*What is required*:
Answer these questions from the passage below about the child and the mother:
(a) How tall is the child?
(b) What do the mother's strings twist around?
(c) What is one tail encased like?

The child​ is made of unspun wool, ripped linen in a tubular hollow, rope unlacing from its braid, knotted gauze and sleeves of protective net pulled apart into rows of diamonds, as tall as the hall. Some strands pool on the floor, others drift overhead. At the other end of the room, the mother is more elaborate: her strings twist around ladders; plant fibres form wheels and trapezes. Diaphanous fabric is interwoven with rope. A white fleece is pricked with holes. One tail is encased like sausage. Feathery wisps of cotton are fastened to shells, hag stones, branches bearing berries, flint, glass polished by the river, broken terracotta, a round of driftwood, a handle or knob, and the bones of small animals, ascending – they seem to be ascending – to the sky.

(Records)

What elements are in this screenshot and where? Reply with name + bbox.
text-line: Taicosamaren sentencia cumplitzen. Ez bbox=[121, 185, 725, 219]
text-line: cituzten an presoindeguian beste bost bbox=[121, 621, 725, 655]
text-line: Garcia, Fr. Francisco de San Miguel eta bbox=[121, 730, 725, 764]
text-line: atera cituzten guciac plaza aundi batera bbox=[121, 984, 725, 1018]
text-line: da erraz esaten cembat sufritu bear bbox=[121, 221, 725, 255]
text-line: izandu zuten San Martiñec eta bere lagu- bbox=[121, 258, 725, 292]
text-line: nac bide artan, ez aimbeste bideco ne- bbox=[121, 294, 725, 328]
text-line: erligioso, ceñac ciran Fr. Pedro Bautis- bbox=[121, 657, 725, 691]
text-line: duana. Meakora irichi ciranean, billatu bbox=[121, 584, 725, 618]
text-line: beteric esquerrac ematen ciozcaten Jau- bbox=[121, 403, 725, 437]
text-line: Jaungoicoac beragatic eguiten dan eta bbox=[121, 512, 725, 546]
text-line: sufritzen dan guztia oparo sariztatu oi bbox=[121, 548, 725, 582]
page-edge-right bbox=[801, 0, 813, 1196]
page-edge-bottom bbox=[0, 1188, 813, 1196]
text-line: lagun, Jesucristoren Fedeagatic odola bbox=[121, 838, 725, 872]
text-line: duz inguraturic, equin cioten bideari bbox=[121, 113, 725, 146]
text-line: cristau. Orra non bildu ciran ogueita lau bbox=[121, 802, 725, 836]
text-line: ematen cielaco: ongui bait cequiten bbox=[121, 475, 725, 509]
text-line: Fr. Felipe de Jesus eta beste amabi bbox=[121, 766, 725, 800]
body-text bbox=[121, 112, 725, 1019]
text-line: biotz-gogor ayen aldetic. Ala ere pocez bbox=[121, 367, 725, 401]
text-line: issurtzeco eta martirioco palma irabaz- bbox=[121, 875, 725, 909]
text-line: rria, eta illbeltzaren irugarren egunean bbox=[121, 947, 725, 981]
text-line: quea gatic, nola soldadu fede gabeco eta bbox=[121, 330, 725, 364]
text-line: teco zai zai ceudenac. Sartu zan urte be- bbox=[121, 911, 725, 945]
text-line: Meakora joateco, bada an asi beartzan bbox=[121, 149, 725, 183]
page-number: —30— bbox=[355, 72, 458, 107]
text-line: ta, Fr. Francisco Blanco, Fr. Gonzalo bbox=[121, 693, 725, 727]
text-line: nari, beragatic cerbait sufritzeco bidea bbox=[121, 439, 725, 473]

*Answer to this exercise*:
(a) As tall as the hall.
(b) Ladders.
(c) Sausage.